*Stated goal*:
Below is a block of records; return all of them exactly, but without the images.

──────── Data for the task ────────

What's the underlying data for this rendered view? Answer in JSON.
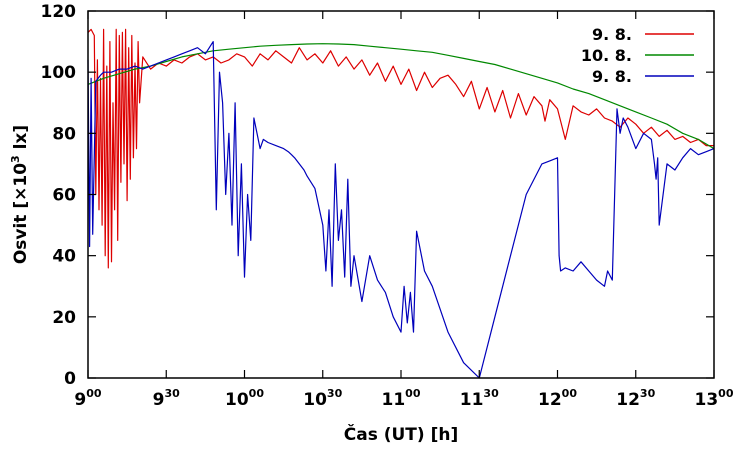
{
  "chart_data": {
    "type": "line",
    "xlabel": "Čas (UT) [h]",
    "ylabel_parts": {
      "main": "Osvit [",
      "times": "×10",
      "sup": "3",
      "unit": " lx]"
    },
    "xlim": [
      9.0,
      13.0
    ],
    "ylim": [
      0,
      120
    ],
    "y_ticks": [
      0,
      20,
      40,
      60,
      80,
      100,
      120
    ],
    "x_ticks": [
      {
        "value": 9.0,
        "hour": "9",
        "min": "00"
      },
      {
        "value": 9.5,
        "hour": "9",
        "min": "30"
      },
      {
        "value": 10.0,
        "hour": "10",
        "min": "00"
      },
      {
        "value": 10.5,
        "hour": "10",
        "min": "30"
      },
      {
        "value": 11.0,
        "hour": "11",
        "min": "00"
      },
      {
        "value": 11.5,
        "hour": "11",
        "min": "30"
      },
      {
        "value": 12.0,
        "hour": "12",
        "min": "00"
      },
      {
        "value": 12.5,
        "hour": "12",
        "min": "30"
      },
      {
        "value": 13.0,
        "hour": "13",
        "min": "00"
      }
    ],
    "grid": false,
    "legend_position": "top-right",
    "series": [
      {
        "name": "9. 8.",
        "color": "#dd0000",
        "x": [
          9.0,
          9.02,
          9.04,
          9.05,
          9.06,
          9.07,
          9.08,
          9.09,
          9.1,
          9.11,
          9.12,
          9.13,
          9.14,
          9.15,
          9.16,
          9.17,
          9.18,
          9.19,
          9.2,
          9.21,
          9.22,
          9.23,
          9.24,
          9.25,
          9.26,
          9.27,
          9.28,
          9.29,
          9.3,
          9.31,
          9.32,
          9.33,
          9.35,
          9.4,
          9.45,
          9.5,
          9.55,
          9.6,
          9.65,
          9.7,
          9.75,
          9.8,
          9.85,
          9.9,
          9.95,
          10.0,
          10.05,
          10.1,
          10.15,
          10.2,
          10.25,
          10.3,
          10.35,
          10.4,
          10.45,
          10.5,
          10.55,
          10.6,
          10.65,
          10.7,
          10.75,
          10.8,
          10.85,
          10.9,
          10.95,
          11.0,
          11.05,
          11.1,
          11.15,
          11.2,
          11.25,
          11.3,
          11.35,
          11.4,
          11.45,
          11.5,
          11.55,
          11.6,
          11.65,
          11.7,
          11.75,
          11.8,
          11.85,
          11.9,
          11.92,
          11.95,
          12.0,
          12.05,
          12.1,
          12.15,
          12.2,
          12.25,
          12.3,
          12.35,
          12.4,
          12.45,
          12.5,
          12.55,
          12.6,
          12.65,
          12.7,
          12.75,
          12.8,
          12.85,
          12.9,
          12.95,
          13.0
        ],
        "y": [
          113,
          114,
          112,
          60,
          104,
          55,
          98,
          50,
          114,
          40,
          102,
          36,
          110,
          38,
          90,
          55,
          114,
          45,
          112,
          64,
          113,
          70,
          114,
          58,
          108,
          65,
          112,
          72,
          103,
          75,
          110,
          90,
          105,
          101,
          103,
          102,
          104,
          103,
          105,
          106,
          104,
          105,
          103,
          104,
          106,
          105,
          102,
          106,
          104,
          107,
          105,
          103,
          108,
          104,
          106,
          103,
          107,
          102,
          105,
          101,
          104,
          99,
          103,
          97,
          102,
          96,
          101,
          94,
          100,
          95,
          98,
          99,
          96,
          92,
          97,
          88,
          95,
          87,
          94,
          85,
          93,
          86,
          92,
          89,
          84,
          91,
          88,
          78,
          89,
          87,
          86,
          88,
          85,
          84,
          82,
          85,
          83,
          80,
          82,
          79,
          81,
          78,
          79,
          77,
          78,
          76,
          76
        ]
      },
      {
        "name": "10. 8.",
        "color": "#008800",
        "x": [
          9.0,
          9.1,
          9.2,
          9.3,
          9.4,
          9.5,
          9.6,
          9.7,
          9.8,
          9.9,
          10.0,
          10.1,
          10.2,
          10.3,
          10.4,
          10.5,
          10.6,
          10.7,
          10.8,
          10.9,
          11.0,
          11.1,
          11.2,
          11.3,
          11.4,
          11.5,
          11.6,
          11.7,
          11.8,
          11.9,
          12.0,
          12.1,
          12.2,
          12.3,
          12.4,
          12.5,
          12.6,
          12.7,
          12.8,
          12.9,
          13.0
        ],
        "y": [
          96,
          98,
          99.5,
          101,
          102,
          103.5,
          105,
          106,
          107,
          107.5,
          108,
          108.5,
          108.8,
          109,
          109.2,
          109.3,
          109.2,
          109,
          108.5,
          108,
          107.5,
          107,
          106.5,
          105.5,
          104.5,
          103.5,
          102.5,
          101,
          99.5,
          98,
          96.5,
          94.5,
          93,
          91,
          89,
          87,
          85,
          83,
          80,
          78,
          75
        ]
      },
      {
        "name": "9. 8.",
        "color": "#0000bb",
        "x": [
          9.0,
          9.01,
          9.02,
          9.03,
          9.05,
          9.08,
          9.1,
          9.15,
          9.2,
          9.25,
          9.3,
          9.35,
          9.4,
          9.45,
          9.5,
          9.55,
          9.6,
          9.65,
          9.7,
          9.75,
          9.8,
          9.82,
          9.84,
          9.86,
          9.88,
          9.9,
          9.92,
          9.94,
          9.96,
          9.98,
          10.0,
          10.02,
          10.04,
          10.06,
          10.08,
          10.1,
          10.12,
          10.15,
          10.2,
          10.25,
          10.28,
          10.3,
          10.32,
          10.35,
          10.38,
          10.4,
          10.45,
          10.5,
          10.52,
          10.54,
          10.56,
          10.58,
          10.6,
          10.62,
          10.64,
          10.66,
          10.68,
          10.7,
          10.75,
          10.8,
          10.85,
          10.9,
          10.95,
          11.0,
          11.02,
          11.04,
          11.06,
          11.08,
          11.1,
          11.15,
          11.2,
          11.3,
          11.4,
          11.5,
          11.6,
          11.7,
          11.8,
          11.9,
          11.95,
          12.0,
          12.01,
          12.02,
          12.05,
          12.1,
          12.15,
          12.2,
          12.25,
          12.3,
          12.32,
          12.35,
          12.38,
          12.4,
          12.42,
          12.45,
          12.5,
          12.55,
          12.6,
          12.62,
          12.63,
          12.64,
          12.65,
          12.7,
          12.75,
          12.8,
          12.85,
          12.9,
          12.95,
          13.0
        ],
        "y": [
          104,
          43,
          98,
          47,
          97,
          99,
          100,
          100,
          101,
          101,
          102,
          101,
          102,
          103,
          104,
          105,
          106,
          107,
          108,
          106,
          110,
          55,
          100,
          90,
          60,
          80,
          50,
          90,
          40,
          70,
          33,
          60,
          45,
          85,
          80,
          75,
          78,
          77,
          76,
          75,
          74,
          73,
          72,
          70,
          68,
          66,
          62,
          50,
          35,
          55,
          30,
          70,
          45,
          55,
          33,
          65,
          30,
          40,
          25,
          40,
          32,
          28,
          20,
          15,
          30,
          18,
          28,
          15,
          48,
          35,
          30,
          15,
          5,
          0,
          20,
          40,
          60,
          70,
          71,
          72,
          40,
          35,
          36,
          35,
          38,
          35,
          32,
          30,
          35,
          32,
          88,
          80,
          85,
          82,
          75,
          80,
          78,
          70,
          65,
          72,
          50,
          70,
          68,
          72,
          75,
          73,
          74,
          75
        ]
      }
    ]
  }
}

────────

*Response to the task*:
What's the underlying data for this rendered view? Answer in JSON.
{
  "chart_data": {
    "type": "line",
    "xlabel": "Čas (UT) [h]",
    "ylabel_parts": {
      "main": "Osvit [",
      "times": "×10",
      "sup": "3",
      "unit": " lx]"
    },
    "xlim": [
      9.0,
      13.0
    ],
    "ylim": [
      0,
      120
    ],
    "y_ticks": [
      0,
      20,
      40,
      60,
      80,
      100,
      120
    ],
    "x_ticks": [
      {
        "value": 9.0,
        "hour": "9",
        "min": "00"
      },
      {
        "value": 9.5,
        "hour": "9",
        "min": "30"
      },
      {
        "value": 10.0,
        "hour": "10",
        "min": "00"
      },
      {
        "value": 10.5,
        "hour": "10",
        "min": "30"
      },
      {
        "value": 11.0,
        "hour": "11",
        "min": "00"
      },
      {
        "value": 11.5,
        "hour": "11",
        "min": "30"
      },
      {
        "value": 12.0,
        "hour": "12",
        "min": "00"
      },
      {
        "value": 12.5,
        "hour": "12",
        "min": "30"
      },
      {
        "value": 13.0,
        "hour": "13",
        "min": "00"
      }
    ],
    "grid": false,
    "legend_position": "top-right",
    "series": [
      {
        "name": "9. 8.",
        "color": "#dd0000",
        "x": [
          9.0,
          9.02,
          9.04,
          9.05,
          9.06,
          9.07,
          9.08,
          9.09,
          9.1,
          9.11,
          9.12,
          9.13,
          9.14,
          9.15,
          9.16,
          9.17,
          9.18,
          9.19,
          9.2,
          9.21,
          9.22,
          9.23,
          9.24,
          9.25,
          9.26,
          9.27,
          9.28,
          9.29,
          9.3,
          9.31,
          9.32,
          9.33,
          9.35,
          9.4,
          9.45,
          9.5,
          9.55,
          9.6,
          9.65,
          9.7,
          9.75,
          9.8,
          9.85,
          9.9,
          9.95,
          10.0,
          10.05,
          10.1,
          10.15,
          10.2,
          10.25,
          10.3,
          10.35,
          10.4,
          10.45,
          10.5,
          10.55,
          10.6,
          10.65,
          10.7,
          10.75,
          10.8,
          10.85,
          10.9,
          10.95,
          11.0,
          11.05,
          11.1,
          11.15,
          11.2,
          11.25,
          11.3,
          11.35,
          11.4,
          11.45,
          11.5,
          11.55,
          11.6,
          11.65,
          11.7,
          11.75,
          11.8,
          11.85,
          11.9,
          11.92,
          11.95,
          12.0,
          12.05,
          12.1,
          12.15,
          12.2,
          12.25,
          12.3,
          12.35,
          12.4,
          12.45,
          12.5,
          12.55,
          12.6,
          12.65,
          12.7,
          12.75,
          12.8,
          12.85,
          12.9,
          12.95,
          13.0
        ],
        "y": [
          113,
          114,
          112,
          60,
          104,
          55,
          98,
          50,
          114,
          40,
          102,
          36,
          110,
          38,
          90,
          55,
          114,
          45,
          112,
          64,
          113,
          70,
          114,
          58,
          108,
          65,
          112,
          72,
          103,
          75,
          110,
          90,
          105,
          101,
          103,
          102,
          104,
          103,
          105,
          106,
          104,
          105,
          103,
          104,
          106,
          105,
          102,
          106,
          104,
          107,
          105,
          103,
          108,
          104,
          106,
          103,
          107,
          102,
          105,
          101,
          104,
          99,
          103,
          97,
          102,
          96,
          101,
          94,
          100,
          95,
          98,
          99,
          96,
          92,
          97,
          88,
          95,
          87,
          94,
          85,
          93,
          86,
          92,
          89,
          84,
          91,
          88,
          78,
          89,
          87,
          86,
          88,
          85,
          84,
          82,
          85,
          83,
          80,
          82,
          79,
          81,
          78,
          79,
          77,
          78,
          76,
          76
        ]
      },
      {
        "name": "10. 8.",
        "color": "#008800",
        "x": [
          9.0,
          9.1,
          9.2,
          9.3,
          9.4,
          9.5,
          9.6,
          9.7,
          9.8,
          9.9,
          10.0,
          10.1,
          10.2,
          10.3,
          10.4,
          10.5,
          10.6,
          10.7,
          10.8,
          10.9,
          11.0,
          11.1,
          11.2,
          11.3,
          11.4,
          11.5,
          11.6,
          11.7,
          11.8,
          11.9,
          12.0,
          12.1,
          12.2,
          12.3,
          12.4,
          12.5,
          12.6,
          12.7,
          12.8,
          12.9,
          13.0
        ],
        "y": [
          96,
          98,
          99.5,
          101,
          102,
          103.5,
          105,
          106,
          107,
          107.5,
          108,
          108.5,
          108.8,
          109,
          109.2,
          109.3,
          109.2,
          109,
          108.5,
          108,
          107.5,
          107,
          106.5,
          105.5,
          104.5,
          103.5,
          102.5,
          101,
          99.5,
          98,
          96.5,
          94.5,
          93,
          91,
          89,
          87,
          85,
          83,
          80,
          78,
          75
        ]
      },
      {
        "name": "9. 8.",
        "color": "#0000bb",
        "x": [
          9.0,
          9.01,
          9.02,
          9.03,
          9.05,
          9.08,
          9.1,
          9.15,
          9.2,
          9.25,
          9.3,
          9.35,
          9.4,
          9.45,
          9.5,
          9.55,
          9.6,
          9.65,
          9.7,
          9.75,
          9.8,
          9.82,
          9.84,
          9.86,
          9.88,
          9.9,
          9.92,
          9.94,
          9.96,
          9.98,
          10.0,
          10.02,
          10.04,
          10.06,
          10.08,
          10.1,
          10.12,
          10.15,
          10.2,
          10.25,
          10.28,
          10.3,
          10.32,
          10.35,
          10.38,
          10.4,
          10.45,
          10.5,
          10.52,
          10.54,
          10.56,
          10.58,
          10.6,
          10.62,
          10.64,
          10.66,
          10.68,
          10.7,
          10.75,
          10.8,
          10.85,
          10.9,
          10.95,
          11.0,
          11.02,
          11.04,
          11.06,
          11.08,
          11.1,
          11.15,
          11.2,
          11.3,
          11.4,
          11.5,
          11.6,
          11.7,
          11.8,
          11.9,
          11.95,
          12.0,
          12.01,
          12.02,
          12.05,
          12.1,
          12.15,
          12.2,
          12.25,
          12.3,
          12.32,
          12.35,
          12.38,
          12.4,
          12.42,
          12.45,
          12.5,
          12.55,
          12.6,
          12.62,
          12.63,
          12.64,
          12.65,
          12.7,
          12.75,
          12.8,
          12.85,
          12.9,
          12.95,
          13.0
        ],
        "y": [
          104,
          43,
          98,
          47,
          97,
          99,
          100,
          100,
          101,
          101,
          102,
          101,
          102,
          103,
          104,
          105,
          106,
          107,
          108,
          106,
          110,
          55,
          100,
          90,
          60,
          80,
          50,
          90,
          40,
          70,
          33,
          60,
          45,
          85,
          80,
          75,
          78,
          77,
          76,
          75,
          74,
          73,
          72,
          70,
          68,
          66,
          62,
          50,
          35,
          55,
          30,
          70,
          45,
          55,
          33,
          65,
          30,
          40,
          25,
          40,
          32,
          28,
          20,
          15,
          30,
          18,
          28,
          15,
          48,
          35,
          30,
          15,
          5,
          0,
          20,
          40,
          60,
          70,
          71,
          72,
          40,
          35,
          36,
          35,
          38,
          35,
          32,
          30,
          35,
          32,
          88,
          80,
          85,
          82,
          75,
          80,
          78,
          70,
          65,
          72,
          50,
          70,
          68,
          72,
          75,
          73,
          74,
          75
        ]
      }
    ]
  }
}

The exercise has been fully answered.